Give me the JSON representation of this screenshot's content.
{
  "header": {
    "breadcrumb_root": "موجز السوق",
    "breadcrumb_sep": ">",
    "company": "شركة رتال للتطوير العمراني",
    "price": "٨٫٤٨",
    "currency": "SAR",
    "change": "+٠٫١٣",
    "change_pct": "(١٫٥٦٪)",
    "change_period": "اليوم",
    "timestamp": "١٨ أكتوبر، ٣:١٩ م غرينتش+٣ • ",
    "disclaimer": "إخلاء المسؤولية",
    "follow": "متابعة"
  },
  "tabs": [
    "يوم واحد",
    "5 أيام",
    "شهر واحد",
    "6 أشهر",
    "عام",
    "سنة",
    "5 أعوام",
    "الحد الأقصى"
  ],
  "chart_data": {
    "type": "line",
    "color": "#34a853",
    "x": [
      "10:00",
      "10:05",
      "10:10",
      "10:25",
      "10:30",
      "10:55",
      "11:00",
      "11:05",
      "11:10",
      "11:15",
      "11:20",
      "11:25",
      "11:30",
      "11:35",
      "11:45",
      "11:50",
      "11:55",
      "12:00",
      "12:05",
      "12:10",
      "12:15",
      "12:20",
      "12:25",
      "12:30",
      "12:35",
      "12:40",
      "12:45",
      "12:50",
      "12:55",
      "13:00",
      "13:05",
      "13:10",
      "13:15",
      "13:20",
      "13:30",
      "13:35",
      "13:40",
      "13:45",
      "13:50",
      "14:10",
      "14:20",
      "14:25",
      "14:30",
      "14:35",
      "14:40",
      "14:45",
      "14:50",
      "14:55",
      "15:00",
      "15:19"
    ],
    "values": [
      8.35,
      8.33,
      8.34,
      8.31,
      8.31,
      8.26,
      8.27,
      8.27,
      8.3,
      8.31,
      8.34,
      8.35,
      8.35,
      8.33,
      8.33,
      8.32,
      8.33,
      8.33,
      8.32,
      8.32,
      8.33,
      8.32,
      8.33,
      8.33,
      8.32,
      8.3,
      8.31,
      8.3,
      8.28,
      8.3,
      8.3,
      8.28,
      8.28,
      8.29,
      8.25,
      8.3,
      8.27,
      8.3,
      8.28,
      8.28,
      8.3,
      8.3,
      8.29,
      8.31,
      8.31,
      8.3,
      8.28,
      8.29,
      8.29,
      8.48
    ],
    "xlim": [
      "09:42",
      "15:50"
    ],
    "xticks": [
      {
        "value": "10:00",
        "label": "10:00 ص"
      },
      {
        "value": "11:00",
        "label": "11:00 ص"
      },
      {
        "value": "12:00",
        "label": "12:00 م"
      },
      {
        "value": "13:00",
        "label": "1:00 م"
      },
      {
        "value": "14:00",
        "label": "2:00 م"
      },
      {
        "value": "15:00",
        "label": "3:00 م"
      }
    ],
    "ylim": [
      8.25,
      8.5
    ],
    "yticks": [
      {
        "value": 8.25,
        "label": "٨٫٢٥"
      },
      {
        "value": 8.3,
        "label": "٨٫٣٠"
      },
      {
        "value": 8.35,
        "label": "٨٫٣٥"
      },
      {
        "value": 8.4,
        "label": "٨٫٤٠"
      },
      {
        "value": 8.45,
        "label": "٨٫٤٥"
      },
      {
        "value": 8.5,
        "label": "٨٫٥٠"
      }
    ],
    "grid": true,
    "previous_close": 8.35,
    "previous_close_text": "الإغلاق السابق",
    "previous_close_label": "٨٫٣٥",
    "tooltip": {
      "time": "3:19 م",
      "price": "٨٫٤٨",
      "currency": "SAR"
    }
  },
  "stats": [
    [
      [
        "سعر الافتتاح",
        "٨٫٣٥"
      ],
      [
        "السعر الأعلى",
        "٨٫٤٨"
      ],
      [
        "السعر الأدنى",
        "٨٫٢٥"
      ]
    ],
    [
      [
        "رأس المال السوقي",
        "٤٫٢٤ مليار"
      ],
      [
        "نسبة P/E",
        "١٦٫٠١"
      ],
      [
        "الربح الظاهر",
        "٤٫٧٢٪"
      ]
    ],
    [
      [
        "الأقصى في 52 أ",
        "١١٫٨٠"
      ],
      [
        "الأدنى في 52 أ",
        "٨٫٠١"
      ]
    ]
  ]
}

#### Brief
Please reproduce each line exactly as written.

#### Written answer
Give me the JSON representation of this screenshot's content.
{
  "header": {
    "breadcrumb_root": "موجز السوق",
    "breadcrumb_sep": ">",
    "company": "شركة رتال للتطوير العمراني",
    "price": "٨٫٤٨",
    "currency": "SAR",
    "change": "+٠٫١٣",
    "change_pct": "(١٫٥٦٪)",
    "change_period": "اليوم",
    "timestamp": "١٨ أكتوبر، ٣:١٩ م غرينتش+٣ • ",
    "disclaimer": "إخلاء المسؤولية",
    "follow": "متابعة"
  },
  "tabs": [
    "يوم واحد",
    "5 أيام",
    "شهر واحد",
    "6 أشهر",
    "عام",
    "سنة",
    "5 أعوام",
    "الحد الأقصى"
  ],
  "chart_data": {
    "type": "line",
    "color": "#34a853",
    "x": [
      "10:00",
      "10:05",
      "10:10",
      "10:25",
      "10:30",
      "10:55",
      "11:00",
      "11:05",
      "11:10",
      "11:15",
      "11:20",
      "11:25",
      "11:30",
      "11:35",
      "11:45",
      "11:50",
      "11:55",
      "12:00",
      "12:05",
      "12:10",
      "12:15",
      "12:20",
      "12:25",
      "12:30",
      "12:35",
      "12:40",
      "12:45",
      "12:50",
      "12:55",
      "13:00",
      "13:05",
      "13:10",
      "13:15",
      "13:20",
      "13:30",
      "13:35",
      "13:40",
      "13:45",
      "13:50",
      "14:10",
      "14:20",
      "14:25",
      "14:30",
      "14:35",
      "14:40",
      "14:45",
      "14:50",
      "14:55",
      "15:00",
      "15:19"
    ],
    "values": [
      8.35,
      8.33,
      8.34,
      8.31,
      8.31,
      8.26,
      8.27,
      8.27,
      8.3,
      8.31,
      8.34,
      8.35,
      8.35,
      8.33,
      8.33,
      8.32,
      8.33,
      8.33,
      8.32,
      8.32,
      8.33,
      8.32,
      8.33,
      8.33,
      8.32,
      8.3,
      8.31,
      8.3,
      8.28,
      8.3,
      8.3,
      8.28,
      8.28,
      8.29,
      8.25,
      8.3,
      8.27,
      8.3,
      8.28,
      8.28,
      8.3,
      8.3,
      8.29,
      8.31,
      8.31,
      8.3,
      8.28,
      8.29,
      8.29,
      8.48
    ],
    "xlim": [
      "09:42",
      "15:50"
    ],
    "xticks": [
      {
        "value": "10:00",
        "label": "10:00 ص"
      },
      {
        "value": "11:00",
        "label": "11:00 ص"
      },
      {
        "value": "12:00",
        "label": "12:00 م"
      },
      {
        "value": "13:00",
        "label": "1:00 م"
      },
      {
        "value": "14:00",
        "label": "2:00 م"
      },
      {
        "value": "15:00",
        "label": "3:00 م"
      }
    ],
    "ylim": [
      8.25,
      8.5
    ],
    "yticks": [
      {
        "value": 8.25,
        "label": "٨٫٢٥"
      },
      {
        "value": 8.3,
        "label": "٨٫٣٠"
      },
      {
        "value": 8.35,
        "label": "٨٫٣٥"
      },
      {
        "value": 8.4,
        "label": "٨٫٤٠"
      },
      {
        "value": 8.45,
        "label": "٨٫٤٥"
      },
      {
        "value": 8.5,
        "label": "٨٫٥٠"
      }
    ],
    "grid": true,
    "previous_close": 8.35,
    "previous_close_text": "الإغلاق السابق",
    "previous_close_label": "٨٫٣٥",
    "tooltip": {
      "time": "3:19 م",
      "price": "٨٫٤٨",
      "currency": "SAR"
    }
  },
  "stats": [
    [
      [
        "سعر الافتتاح",
        "٨٫٣٥"
      ],
      [
        "السعر الأعلى",
        "٨٫٤٨"
      ],
      [
        "السعر الأدنى",
        "٨٫٢٥"
      ]
    ],
    [
      [
        "رأس المال السوقي",
        "٤٫٢٤ مليار"
      ],
      [
        "نسبة P/E",
        "١٦٫٠١"
      ],
      [
        "الربح الظاهر",
        "٤٫٧٢٪"
      ]
    ],
    [
      [
        "الأقصى في 52 أ",
        "١١٫٨٠"
      ],
      [
        "الأدنى في 52 أ",
        "٨٫٠١"
      ]
    ]
  ]
}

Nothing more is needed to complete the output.